> [Stored rows]
****************************************
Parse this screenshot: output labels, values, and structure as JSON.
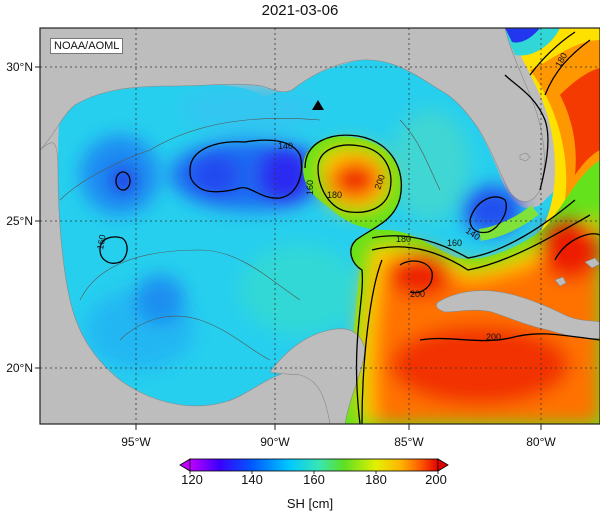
{
  "title": "2021-03-06",
  "credit": "NOAA/AOML",
  "lat_labels": [
    "30°N",
    "25°N",
    "20°N"
  ],
  "lon_labels": [
    "95°W",
    "90°W",
    "85°W",
    "80°W"
  ],
  "contour_labels": [
    "140",
    "160",
    "180",
    "200",
    "180",
    "160",
    "140",
    "200",
    "200",
    "180",
    "160"
  ],
  "colorbar": {
    "ticks": [
      "120",
      "140",
      "160",
      "180",
      "200"
    ],
    "label": "SH [cm]",
    "colors": [
      "#c000ff",
      "#3a00ff",
      "#0059ff",
      "#00c8ff",
      "#37e6b4",
      "#5ddf24",
      "#e2f000",
      "#ffb400",
      "#ff5a00",
      "#e20000"
    ]
  }
}
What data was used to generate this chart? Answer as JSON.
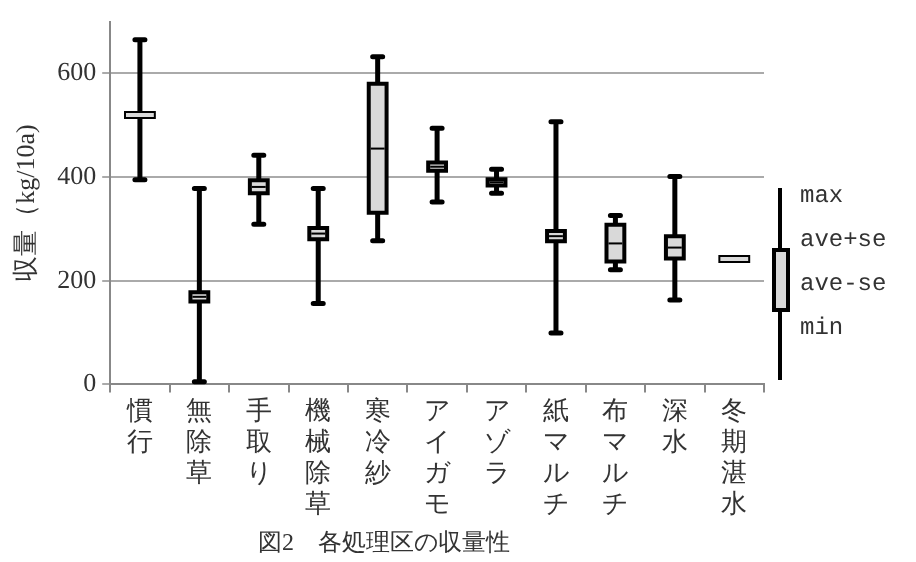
{
  "chart_data": {
    "type": "box",
    "title": "図2　各処理区の収量性",
    "ylabel": "収量（kg/10a)",
    "categories": [
      "慣行",
      "無除草",
      "手取り",
      "機械除草",
      "寒冷紗",
      "アイガモ",
      "アゾラ",
      "紙マルチ",
      "布マルチ",
      "深水",
      "冬期湛水"
    ],
    "boxes": [
      {
        "low": 395,
        "q1": 520,
        "median": 520,
        "q3": 520,
        "high": 665
      },
      {
        "low": 5,
        "q1": 160,
        "median": 169,
        "q3": 178,
        "high": 378
      },
      {
        "low": 309,
        "q1": 369,
        "median": 381,
        "q3": 394,
        "high": 442
      },
      {
        "low": 156,
        "q1": 280,
        "median": 291,
        "q3": 302,
        "high": 378
      },
      {
        "low": 277,
        "q1": 331,
        "median": 455,
        "q3": 580,
        "high": 632
      },
      {
        "low": 352,
        "q1": 412,
        "median": 420,
        "q3": 428,
        "high": 494
      },
      {
        "low": 369,
        "q1": 384,
        "median": 390,
        "q3": 396,
        "high": 415
      },
      {
        "low": 99,
        "q1": 276,
        "median": 286,
        "q3": 296,
        "high": 507
      },
      {
        "low": 221,
        "q1": 237,
        "median": 272,
        "q3": 308,
        "high": 326
      },
      {
        "low": 163,
        "q1": 243,
        "median": 264,
        "q3": 286,
        "high": 401
      },
      {
        "low": 242,
        "q1": 242,
        "median": 242,
        "q3": 242,
        "high": 242
      }
    ],
    "color": "#d9d9d9",
    "ylim": [
      0,
      700
    ],
    "yticks": [
      0,
      200,
      400,
      600
    ],
    "grid": "y",
    "legend": false,
    "annotations": [
      "max",
      "ave+se",
      "ave-se",
      "min"
    ]
  }
}
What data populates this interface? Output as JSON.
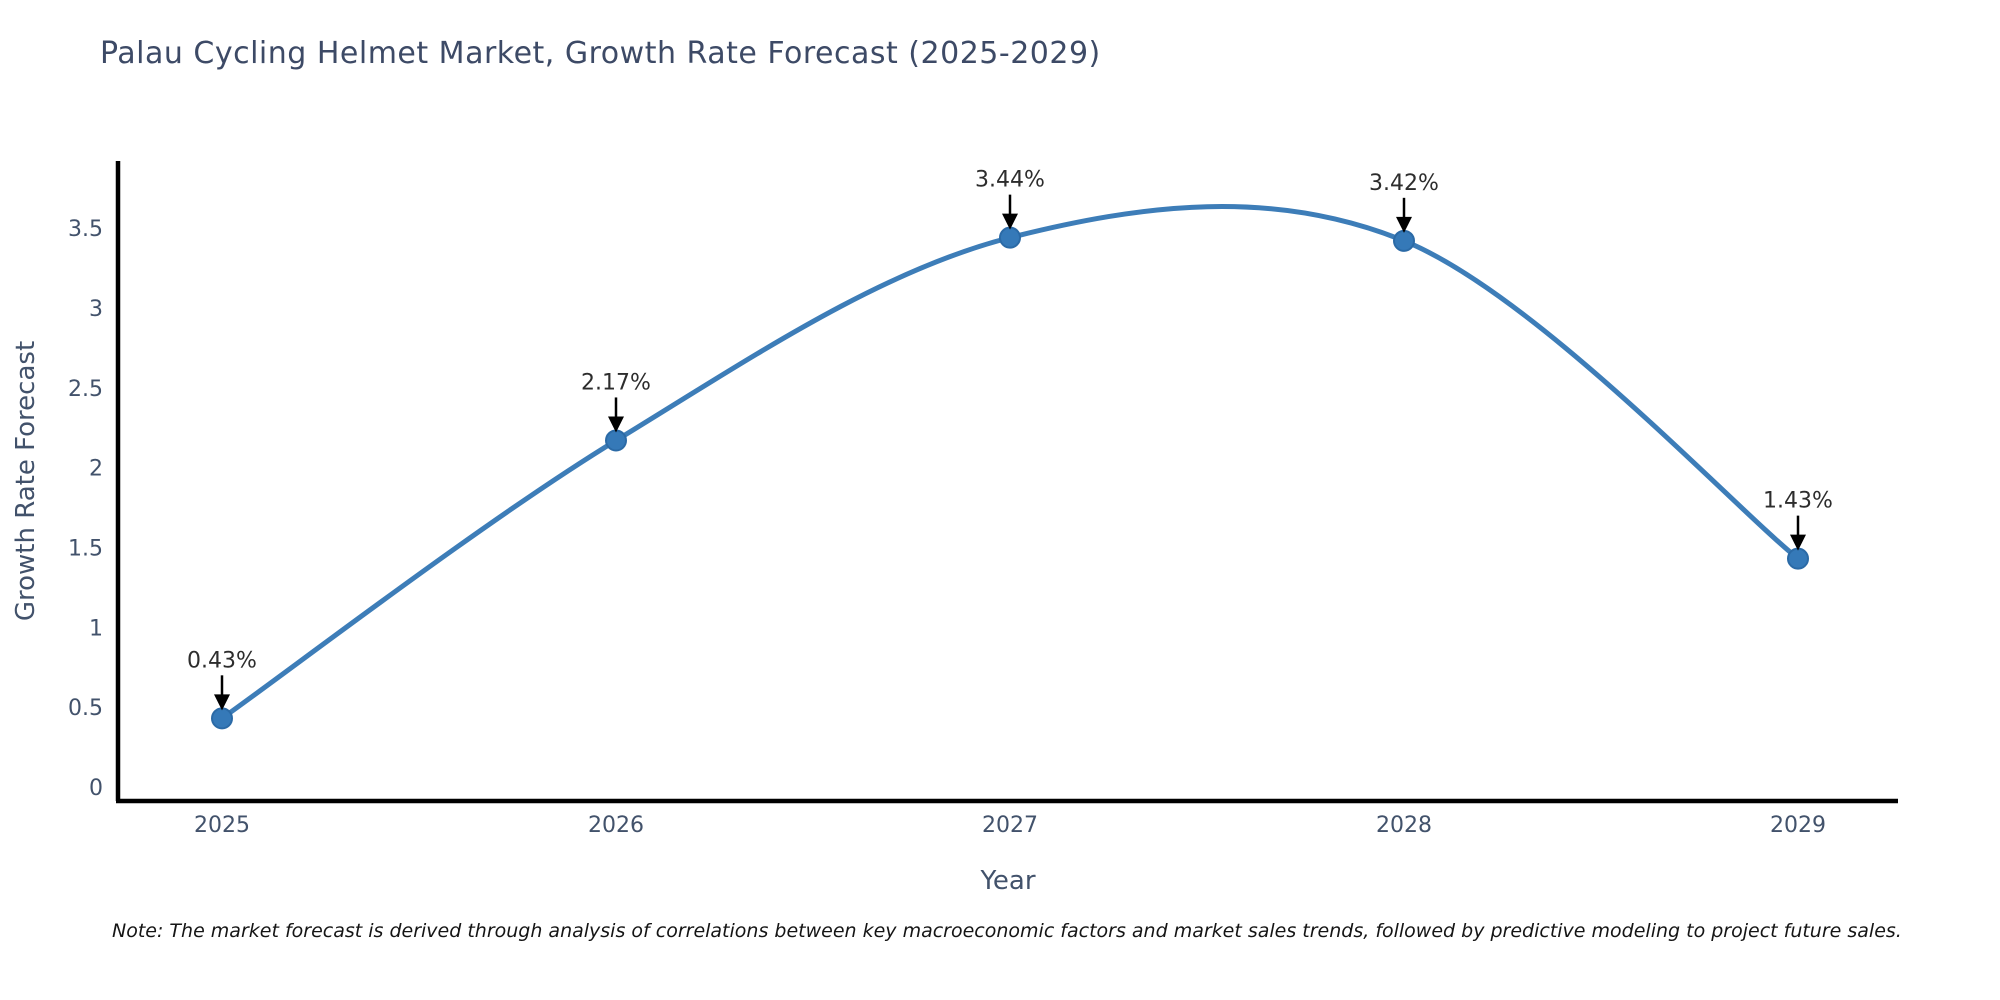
{
  "title": "Palau Cycling Helmet Market, Growth Rate Forecast (2025-2029)",
  "note": "Note: The market forecast is derived through analysis of correlations between key macroeconomic factors and market sales trends, followed by predictive modeling to project future sales.",
  "chart_data": {
    "type": "line",
    "title": "Palau Cycling Helmet Market, Growth Rate Forecast (2025-2029)",
    "x": [
      2025,
      2026,
      2027,
      2028,
      2029
    ],
    "values": [
      0.43,
      2.17,
      3.44,
      3.42,
      1.43
    ],
    "point_labels": [
      "0.43%",
      "2.17%",
      "3.44%",
      "3.42%",
      "1.43%"
    ],
    "x_ticks": [
      "2025",
      "2026",
      "2027",
      "2028",
      "2029"
    ],
    "y_ticks": [
      0,
      0.5,
      1,
      1.5,
      2,
      2.5,
      3,
      3.5
    ],
    "xlabel": "Year",
    "ylabel": "Growth Rate Forecast",
    "ylim": [
      -0.09,
      3.92
    ],
    "grid": false,
    "legend_position": "none",
    "smooth": true,
    "line_color": "#3d7db8",
    "marker_color": "#3579b8",
    "marker_edge_color": "#2b6aa6",
    "axis_color": "#000000",
    "tick_label_color": "#42526b",
    "annotation_color": "#2d2d2d",
    "annotation_arrow_color": "#000000"
  }
}
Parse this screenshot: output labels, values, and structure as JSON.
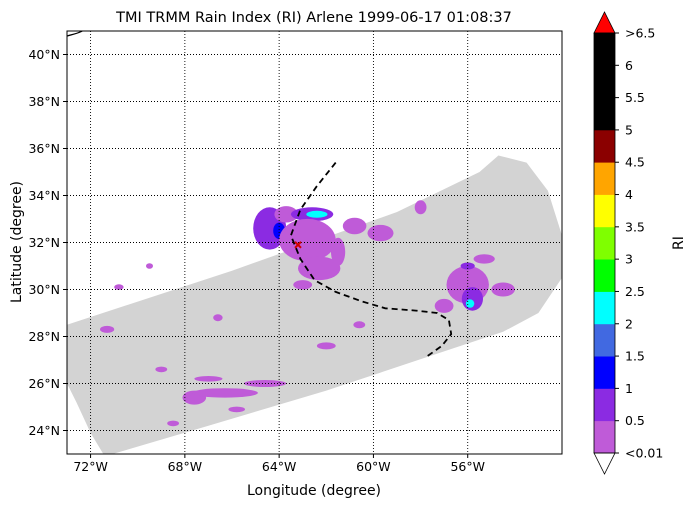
{
  "figure": {
    "title": "TMI TRMM Rain Index (RI) Arlene 1999-06-17 01:08:37",
    "xlabel": "Longitude (degree)",
    "ylabel": "Latitude (degree)",
    "colorbar_label": "RI"
  },
  "map": {
    "lon_range": [
      -73,
      -52
    ],
    "lat_range": [
      23,
      41
    ],
    "xticks": [
      {
        "value": -72,
        "label": "72°W"
      },
      {
        "value": -68,
        "label": "68°W"
      },
      {
        "value": -64,
        "label": "64°W"
      },
      {
        "value": -60,
        "label": "60°W"
      },
      {
        "value": -56,
        "label": "56°W"
      }
    ],
    "yticks": [
      {
        "value": 24,
        "label": "24°N"
      },
      {
        "value": 26,
        "label": "26°N"
      },
      {
        "value": 28,
        "label": "28°N"
      },
      {
        "value": 30,
        "label": "30°N"
      },
      {
        "value": 32,
        "label": "32°N"
      },
      {
        "value": 34,
        "label": "34°N"
      },
      {
        "value": 36,
        "label": "36°N"
      },
      {
        "value": 38,
        "label": "38°N"
      },
      {
        "value": 40,
        "label": "40°N"
      }
    ],
    "grid": "dotted",
    "swath_color": "#d3d3d3",
    "track_style": "dashed black",
    "storm_center_marker": "red x",
    "track": [
      [
        -61.6,
        35.4
      ],
      [
        -62.4,
        34.4
      ],
      [
        -63.1,
        33.4
      ],
      [
        -63.5,
        32.3
      ],
      [
        -63.1,
        31.3
      ],
      [
        -62.5,
        30.4
      ],
      [
        -61.6,
        29.9
      ],
      [
        -60.5,
        29.5
      ],
      [
        -59.5,
        29.2
      ],
      [
        -58.2,
        29.1
      ],
      [
        -57.3,
        29.0
      ],
      [
        -56.8,
        28.7
      ],
      [
        -56.7,
        28.1
      ],
      [
        -57.1,
        27.6
      ],
      [
        -57.8,
        27.1
      ]
    ],
    "storm_center": [
      -63.2,
      31.9
    ],
    "rain_cells": [
      {
        "lon": -64.4,
        "lat": 32.6,
        "rx": 0.7,
        "ry": 0.9,
        "level": 1
      },
      {
        "lon": -64.0,
        "lat": 32.5,
        "rx": 0.25,
        "ry": 0.35,
        "level": 2
      },
      {
        "lon": -63.7,
        "lat": 33.2,
        "rx": 0.5,
        "ry": 0.35,
        "level": 0
      },
      {
        "lon": -62.6,
        "lat": 33.2,
        "rx": 0.9,
        "ry": 0.3,
        "level": 1
      },
      {
        "lon": -62.4,
        "lat": 33.2,
        "rx": 0.45,
        "ry": 0.15,
        "level": 4
      },
      {
        "lon": -62.8,
        "lat": 32.1,
        "rx": 1.2,
        "ry": 0.9,
        "level": 0
      },
      {
        "lon": -62.3,
        "lat": 30.9,
        "rx": 0.9,
        "ry": 0.5,
        "level": 0
      },
      {
        "lon": -63.0,
        "lat": 30.2,
        "rx": 0.4,
        "ry": 0.2,
        "level": 0
      },
      {
        "lon": -61.5,
        "lat": 31.6,
        "rx": 0.3,
        "ry": 0.6,
        "level": 0
      },
      {
        "lon": -60.8,
        "lat": 32.7,
        "rx": 0.5,
        "ry": 0.35,
        "level": 0
      },
      {
        "lon": -59.7,
        "lat": 32.4,
        "rx": 0.55,
        "ry": 0.35,
        "level": 0
      },
      {
        "lon": -58.0,
        "lat": 33.5,
        "rx": 0.25,
        "ry": 0.3,
        "level": 0
      },
      {
        "lon": -56.0,
        "lat": 30.2,
        "rx": 0.9,
        "ry": 0.8,
        "level": 0
      },
      {
        "lon": -55.8,
        "lat": 29.6,
        "rx": 0.45,
        "ry": 0.5,
        "level": 1
      },
      {
        "lon": -55.9,
        "lat": 29.4,
        "rx": 0.18,
        "ry": 0.18,
        "level": 4
      },
      {
        "lon": -56.0,
        "lat": 31.0,
        "rx": 0.3,
        "ry": 0.15,
        "level": 1
      },
      {
        "lon": -54.5,
        "lat": 30.0,
        "rx": 0.5,
        "ry": 0.3,
        "level": 0
      },
      {
        "lon": -57.0,
        "lat": 29.3,
        "rx": 0.4,
        "ry": 0.3,
        "level": 0
      },
      {
        "lon": -55.3,
        "lat": 31.3,
        "rx": 0.45,
        "ry": 0.2,
        "level": 0
      },
      {
        "lon": -67.6,
        "lat": 25.4,
        "rx": 0.5,
        "ry": 0.3,
        "level": 0
      },
      {
        "lon": -66.3,
        "lat": 25.6,
        "rx": 1.4,
        "ry": 0.2,
        "level": 0
      },
      {
        "lon": -64.6,
        "lat": 26.0,
        "rx": 0.9,
        "ry": 0.15,
        "level": 0
      },
      {
        "lon": -67.0,
        "lat": 26.2,
        "rx": 0.6,
        "ry": 0.12,
        "level": 0
      },
      {
        "lon": -65.8,
        "lat": 24.9,
        "rx": 0.35,
        "ry": 0.12,
        "level": 0
      },
      {
        "lon": -71.3,
        "lat": 28.3,
        "rx": 0.3,
        "ry": 0.15,
        "level": 0
      },
      {
        "lon": -69.0,
        "lat": 26.6,
        "rx": 0.25,
        "ry": 0.12,
        "level": 0
      },
      {
        "lon": -62.0,
        "lat": 27.6,
        "rx": 0.4,
        "ry": 0.15,
        "level": 0
      },
      {
        "lon": -60.6,
        "lat": 28.5,
        "rx": 0.25,
        "ry": 0.15,
        "level": 0
      },
      {
        "lon": -68.5,
        "lat": 24.3,
        "rx": 0.25,
        "ry": 0.12,
        "level": 0
      },
      {
        "lon": -70.8,
        "lat": 30.1,
        "rx": 0.2,
        "ry": 0.12,
        "level": 0
      },
      {
        "lon": -66.6,
        "lat": 28.8,
        "rx": 0.2,
        "ry": 0.15,
        "level": 0
      },
      {
        "lon": -69.5,
        "lat": 31.0,
        "rx": 0.15,
        "ry": 0.12,
        "level": 0
      }
    ]
  },
  "colorbar": {
    "colors": [
      "#bf5bd8",
      "#8b2be2",
      "#0000ff",
      "#4169e1",
      "#00ffff",
      "#00ff00",
      "#7fff00",
      "#ffff00",
      "#ffa500",
      "#8b0000",
      "#000000",
      "#000000",
      "#000000"
    ],
    "over_color": "#ff0000",
    "under_color": "#ffffff",
    "tick_labels": [
      "<0.01",
      "0.5",
      "1",
      "1.5",
      "2",
      "2.5",
      "3",
      "3.5",
      "4",
      "4.5",
      "5",
      "5.5",
      "6",
      ">6.5"
    ]
  }
}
****************************************
> [To do] The word "JSON" may occur in lines of the records. Report how many such lines there are, giving only the number.

> [Solution to the problem] 4